> [WHAT IS BEING ASKED] Copy the full set of lines exactly as given.

Collected data entries:
— Begin —
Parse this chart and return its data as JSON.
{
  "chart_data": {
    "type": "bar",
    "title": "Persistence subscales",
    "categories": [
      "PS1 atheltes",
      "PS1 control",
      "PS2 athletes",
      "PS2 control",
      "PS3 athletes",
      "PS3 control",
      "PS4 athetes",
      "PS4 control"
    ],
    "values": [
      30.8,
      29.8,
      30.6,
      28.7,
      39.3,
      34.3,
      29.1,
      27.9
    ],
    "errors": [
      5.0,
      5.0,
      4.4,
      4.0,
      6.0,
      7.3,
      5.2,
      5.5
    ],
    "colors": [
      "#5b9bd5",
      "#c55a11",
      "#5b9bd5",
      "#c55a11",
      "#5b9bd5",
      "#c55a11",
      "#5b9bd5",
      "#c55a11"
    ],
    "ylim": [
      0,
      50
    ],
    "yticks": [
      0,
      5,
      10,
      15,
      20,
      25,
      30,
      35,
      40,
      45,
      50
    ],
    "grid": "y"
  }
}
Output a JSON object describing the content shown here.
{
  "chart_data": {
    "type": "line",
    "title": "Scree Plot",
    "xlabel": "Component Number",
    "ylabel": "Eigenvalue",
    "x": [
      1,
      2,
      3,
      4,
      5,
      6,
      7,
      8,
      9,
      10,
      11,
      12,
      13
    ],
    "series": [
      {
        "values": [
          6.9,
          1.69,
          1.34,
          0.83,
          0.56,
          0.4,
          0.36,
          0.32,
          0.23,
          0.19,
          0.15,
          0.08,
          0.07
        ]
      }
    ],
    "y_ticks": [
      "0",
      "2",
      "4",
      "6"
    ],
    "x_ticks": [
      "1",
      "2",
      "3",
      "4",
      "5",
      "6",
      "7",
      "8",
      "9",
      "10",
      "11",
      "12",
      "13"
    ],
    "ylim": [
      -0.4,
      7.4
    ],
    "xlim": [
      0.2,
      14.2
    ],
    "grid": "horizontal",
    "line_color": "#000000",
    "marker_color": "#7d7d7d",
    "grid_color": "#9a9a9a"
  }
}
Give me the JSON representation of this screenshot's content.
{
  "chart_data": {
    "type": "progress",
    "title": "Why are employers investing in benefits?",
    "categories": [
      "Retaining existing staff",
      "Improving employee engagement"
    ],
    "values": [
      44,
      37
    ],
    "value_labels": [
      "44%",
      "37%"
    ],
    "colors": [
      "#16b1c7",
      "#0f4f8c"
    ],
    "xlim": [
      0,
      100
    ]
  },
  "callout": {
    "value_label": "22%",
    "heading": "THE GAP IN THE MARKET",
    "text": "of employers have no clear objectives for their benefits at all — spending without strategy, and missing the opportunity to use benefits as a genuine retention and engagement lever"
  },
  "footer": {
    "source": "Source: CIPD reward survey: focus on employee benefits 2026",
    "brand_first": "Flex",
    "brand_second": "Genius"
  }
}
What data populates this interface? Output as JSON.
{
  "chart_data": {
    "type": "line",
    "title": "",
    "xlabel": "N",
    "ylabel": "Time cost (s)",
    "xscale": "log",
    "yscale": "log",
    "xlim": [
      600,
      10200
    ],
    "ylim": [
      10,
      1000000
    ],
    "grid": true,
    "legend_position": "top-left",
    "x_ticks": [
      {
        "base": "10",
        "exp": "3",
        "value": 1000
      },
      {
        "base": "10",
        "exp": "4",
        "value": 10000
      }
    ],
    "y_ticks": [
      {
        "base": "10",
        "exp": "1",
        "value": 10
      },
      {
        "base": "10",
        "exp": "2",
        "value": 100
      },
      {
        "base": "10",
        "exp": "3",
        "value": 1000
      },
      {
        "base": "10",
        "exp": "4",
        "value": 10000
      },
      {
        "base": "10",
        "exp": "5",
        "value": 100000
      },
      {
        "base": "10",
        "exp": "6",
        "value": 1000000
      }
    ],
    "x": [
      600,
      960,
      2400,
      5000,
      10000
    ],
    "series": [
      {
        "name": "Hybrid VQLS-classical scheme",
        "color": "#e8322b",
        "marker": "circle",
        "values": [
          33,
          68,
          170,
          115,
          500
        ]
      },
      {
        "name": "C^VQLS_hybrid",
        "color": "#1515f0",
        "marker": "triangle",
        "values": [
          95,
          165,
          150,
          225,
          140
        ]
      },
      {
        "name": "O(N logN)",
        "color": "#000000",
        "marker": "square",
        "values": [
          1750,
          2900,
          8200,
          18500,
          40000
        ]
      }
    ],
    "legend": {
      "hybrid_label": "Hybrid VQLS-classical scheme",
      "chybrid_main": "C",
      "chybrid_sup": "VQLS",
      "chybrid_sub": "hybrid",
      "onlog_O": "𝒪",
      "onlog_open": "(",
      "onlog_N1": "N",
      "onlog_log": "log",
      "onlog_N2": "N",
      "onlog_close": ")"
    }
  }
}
— End —
> [RESPONSE]
Parse this chart and return its data as JSON.
{
  "chart_data": {
    "type": "bar",
    "title": "Persistence subscales",
    "categories": [
      "PS1 atheltes",
      "PS1 control",
      "PS2 athletes",
      "PS2 control",
      "PS3 athletes",
      "PS3 control",
      "PS4 athetes",
      "PS4 control"
    ],
    "values": [
      30.8,
      29.8,
      30.6,
      28.7,
      39.3,
      34.3,
      29.1,
      27.9
    ],
    "errors": [
      5.0,
      5.0,
      4.4,
      4.0,
      6.0,
      7.3,
      5.2,
      5.5
    ],
    "colors": [
      "#5b9bd5",
      "#c55a11",
      "#5b9bd5",
      "#c55a11",
      "#5b9bd5",
      "#c55a11",
      "#5b9bd5",
      "#c55a11"
    ],
    "ylim": [
      0,
      50
    ],
    "yticks": [
      0,
      5,
      10,
      15,
      20,
      25,
      30,
      35,
      40,
      45,
      50
    ],
    "grid": "y"
  }
}
Output a JSON object describing the content shown here.
{
  "chart_data": {
    "type": "line",
    "title": "Scree Plot",
    "xlabel": "Component Number",
    "ylabel": "Eigenvalue",
    "x": [
      1,
      2,
      3,
      4,
      5,
      6,
      7,
      8,
      9,
      10,
      11,
      12,
      13
    ],
    "series": [
      {
        "values": [
          6.9,
          1.69,
          1.34,
          0.83,
          0.56,
          0.4,
          0.36,
          0.32,
          0.23,
          0.19,
          0.15,
          0.08,
          0.07
        ]
      }
    ],
    "y_ticks": [
      "0",
      "2",
      "4",
      "6"
    ],
    "x_ticks": [
      "1",
      "2",
      "3",
      "4",
      "5",
      "6",
      "7",
      "8",
      "9",
      "10",
      "11",
      "12",
      "13"
    ],
    "ylim": [
      -0.4,
      7.4
    ],
    "xlim": [
      0.2,
      14.2
    ],
    "grid": "horizontal",
    "line_color": "#000000",
    "marker_color": "#7d7d7d",
    "grid_color": "#9a9a9a"
  }
}
Give me the JSON representation of this screenshot's content.
{
  "chart_data": {
    "type": "progress",
    "title": "Why are employers investing in benefits?",
    "categories": [
      "Retaining existing staff",
      "Improving employee engagement"
    ],
    "values": [
      44,
      37
    ],
    "value_labels": [
      "44%",
      "37%"
    ],
    "colors": [
      "#16b1c7",
      "#0f4f8c"
    ],
    "xlim": [
      0,
      100
    ]
  },
  "callout": {
    "value_label": "22%",
    "heading": "THE GAP IN THE MARKET",
    "text": "of employers have no clear objectives for their benefits at all — spending without strategy, and missing the opportunity to use benefits as a genuine retention and engagement lever"
  },
  "footer": {
    "source": "Source: CIPD reward survey: focus on employee benefits 2026",
    "brand_first": "Flex",
    "brand_second": "Genius"
  }
}
What data populates this interface? Output as JSON.
{
  "chart_data": {
    "type": "line",
    "title": "",
    "xlabel": "N",
    "ylabel": "Time cost (s)",
    "xscale": "log",
    "yscale": "log",
    "xlim": [
      600,
      10200
    ],
    "ylim": [
      10,
      1000000
    ],
    "grid": true,
    "legend_position": "top-left",
    "x_ticks": [
      {
        "base": "10",
        "exp": "3",
        "value": 1000
      },
      {
        "base": "10",
        "exp": "4",
        "value": 10000
      }
    ],
    "y_ticks": [
      {
        "base": "10",
        "exp": "1",
        "value": 10
      },
      {
        "base": "10",
        "exp": "2",
        "value": 100
      },
      {
        "base": "10",
        "exp": "3",
        "value": 1000
      },
      {
        "base": "10",
        "exp": "4",
        "value": 10000
      },
      {
        "base": "10",
        "exp": "5",
        "value": 100000
      },
      {
        "base": "10",
        "exp": "6",
        "value": 1000000
      }
    ],
    "x": [
      600,
      960,
      2400,
      5000,
      10000
    ],
    "series": [
      {
        "name": "Hybrid VQLS-classical scheme",
        "color": "#e8322b",
        "marker": "circle",
        "values": [
          33,
          68,
          170,
          115,
          500
        ]
      },
      {
        "name": "C^VQLS_hybrid",
        "color": "#1515f0",
        "marker": "triangle",
        "values": [
          95,
          165,
          150,
          225,
          140
        ]
      },
      {
        "name": "O(N logN)",
        "color": "#000000",
        "marker": "square",
        "values": [
          1750,
          2900,
          8200,
          18500,
          40000
        ]
      }
    ],
    "legend": {
      "hybrid_label": "Hybrid VQLS-classical scheme",
      "chybrid_main": "C",
      "chybrid_sup": "VQLS",
      "chybrid_sub": "hybrid",
      "onlog_O": "𝒪",
      "onlog_open": "(",
      "onlog_N1": "N",
      "onlog_log": "log",
      "onlog_N2": "N",
      "onlog_close": ")"
    }
  }
}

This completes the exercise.